» **Some records**:
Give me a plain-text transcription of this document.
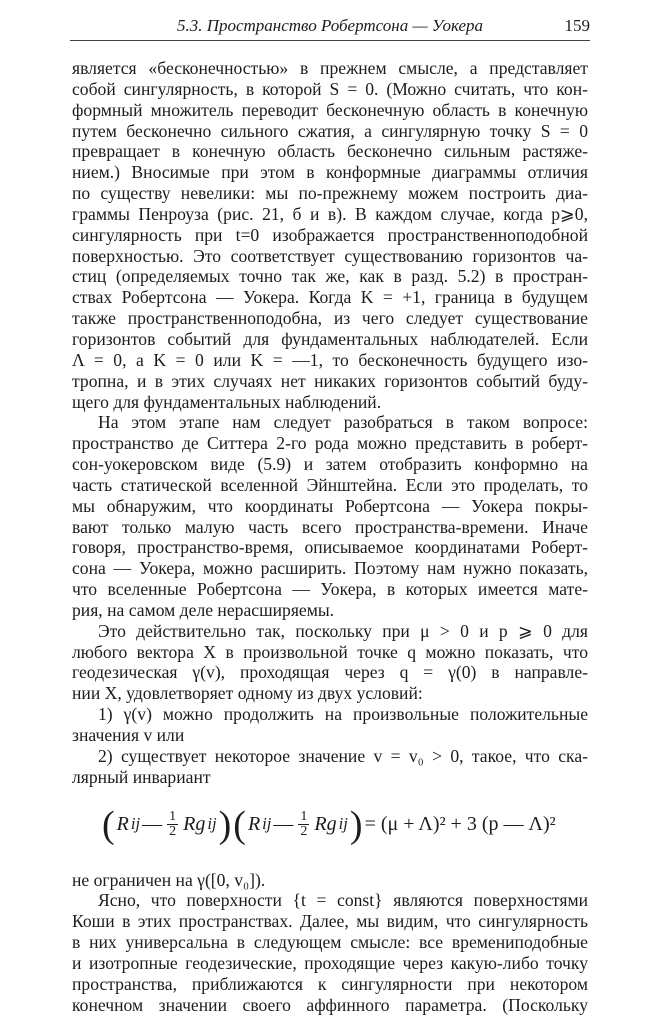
5.3. Пространство Робертсона — Уокера	159
является «бесконечностью» в прежнем смысле, а представляет
собой сингулярность, в которой S = 0. (Можно считать, что кон-
формный множитель переводит бесконечную область в конечную
путем бесконечно сильного сжатия, а сингулярную точку S = 0
превращает в конечную область бесконечно сильным растяже-
нием.) Вносимые при этом в конформные диаграммы отличия
по существу невелики: мы по-прежнему можем построить диа-
граммы Пенроуза (рис. 21, б и в). В каждом случае, когда p⩾0,
сингулярность при t=0 изображается пространственноподобной
поверхностью. Это соответствует существованию горизонтов ча-
стиц (определяемых точно так же, как в разд. 5.2) в простран-
ствах Робертсона — Уокера. Когда K = +1, граница в будущем
также пространственноподобна, из чего следует существование
горизонтов событий для фундаментальных наблюдателей. Если
Λ = 0, а K = 0 или K = —1, то бесконечность будущего изо-
тропна, и в этих случаях нет никаких горизонтов событий буду-
щего для фундаментальных наблюдений.
На этом этапе нам следует разобраться в таком вопросе:
пространство де Ситтера 2-го рода можно представить в роберт-
сон-уокеровском виде (5.9) и затем отобразить конформно на
часть статической вселенной Эйнштейна. Если это проделать, то
мы обнаружим, что координаты Робертсона — Уокера покры-
вают только малую часть всего пространства-времени. Иначе
говоря, пространство-время, описываемое координатами Роберт-
сона — Уокера, можно расширить. Поэтому нам нужно показать,
что вселенные Робертсона — Уокера, в которых имеется мате-
рия, на самом деле нерасширяемы.
Это действительно так, поскольку при μ > 0 и p ⩾ 0 для
любого вектора X в произвольной точке q можно показать, что
геодезическая γ(v), проходящая через q = γ(0) в направле-
нии X, удовлетворяет одному из двух условий:
1) γ(v) можно продолжить на произвольные положительные
значения v или
2) существует некоторое значение v = v₀ > 0, такое, что ска-
лярный инвариант
( R ij — $\frac{1}{2}$ Rg ij ) ( R ij — $\frac{1}{2}$ Rg ij ) = (μ + Λ)² + 3 (p — Λ)²
не ограничен на γ([0, v₀]).
Ясно, что поверхности {t = const} являются поверхностями
Коши в этих пространствах. Далее, мы видим, что сингулярность
в них универсальна в следующем смысле: все времениподобные
и изотропные геодезические, проходящие через какую-либо точку
пространства, приближаются к сингулярности при некотором
конечном значении своего аффинного параметра. (Поскольку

» **What to do**:
Set down all the entries exactly as they appear, but skip any pictures.

» **Output for this exercise**:
Give me a plain-text transcription of this document.
5.3. Пространство Робертсона — Уокера	159
является «бесконечностью» в прежнем смысле, а представляет
собой сингулярность, в которой S = 0. (Можно считать, что кон-
формный множитель переводит бесконечную область в конечную
путем бесконечно сильного сжатия, а сингулярную точку S = 0
превращает в конечную область бесконечно сильным растяже-
нием.) Вносимые при этом в конформные диаграммы отличия
по существу невелики: мы по-прежнему можем построить диа-
граммы Пенроуза (рис. 21, б и в). В каждом случае, когда p⩾0,
сингулярность при t=0 изображается пространственноподобной
поверхностью. Это соответствует существованию горизонтов ча-
стиц (определяемых точно так же, как в разд. 5.2) в простран-
ствах Робертсона — Уокера. Когда K = +1, граница в будущем
также пространственноподобна, из чего следует существование
горизонтов событий для фундаментальных наблюдателей. Если
Λ = 0, а K = 0 или K = —1, то бесконечность будущего изо-
тропна, и в этих случаях нет никаких горизонтов событий буду-
щего для фундаментальных наблюдений.
На этом этапе нам следует разобраться в таком вопросе:
пространство де Ситтера 2-го рода можно представить в роберт-
сон-уокеровском виде (5.9) и затем отобразить конформно на
часть статической вселенной Эйнштейна. Если это проделать, то
мы обнаружим, что координаты Робертсона — Уокера покры-
вают только малую часть всего пространства-времени. Иначе
говоря, пространство-время, описываемое координатами Роберт-
сона — Уокера, можно расширить. Поэтому нам нужно показать,
что вселенные Робертсона — Уокера, в которых имеется мате-
рия, на самом деле нерасширяемы.
Это действительно так, поскольку при μ > 0 и p ⩾ 0 для
любого вектора X в произвольной точке q можно показать, что
геодезическая γ(v), проходящая через q = γ(0) в направле-
нии X, удовлетворяет одному из двух условий:
1) γ(v) можно продолжить на произвольные положительные
значения v или
2) существует некоторое значение v = v₀ > 0, такое, что ска-
лярный инвариант
( R ij — $\frac{1}{2}$ Rg ij ) ( R ij — $\frac{1}{2}$ Rg ij ) = (μ + Λ)² + 3 (p — Λ)²
не ограничен на γ([0, v₀]).
Ясно, что поверхности {t = const} являются поверхностями
Коши в этих пространствах. Далее, мы видим, что сингулярность
в них универсальна в следующем смысле: все времениподобные
и изотропные геодезические, проходящие через какую-либо точку
пространства, приближаются к сингулярности при некотором
конечном значении своего аффинного параметра. (Поскольку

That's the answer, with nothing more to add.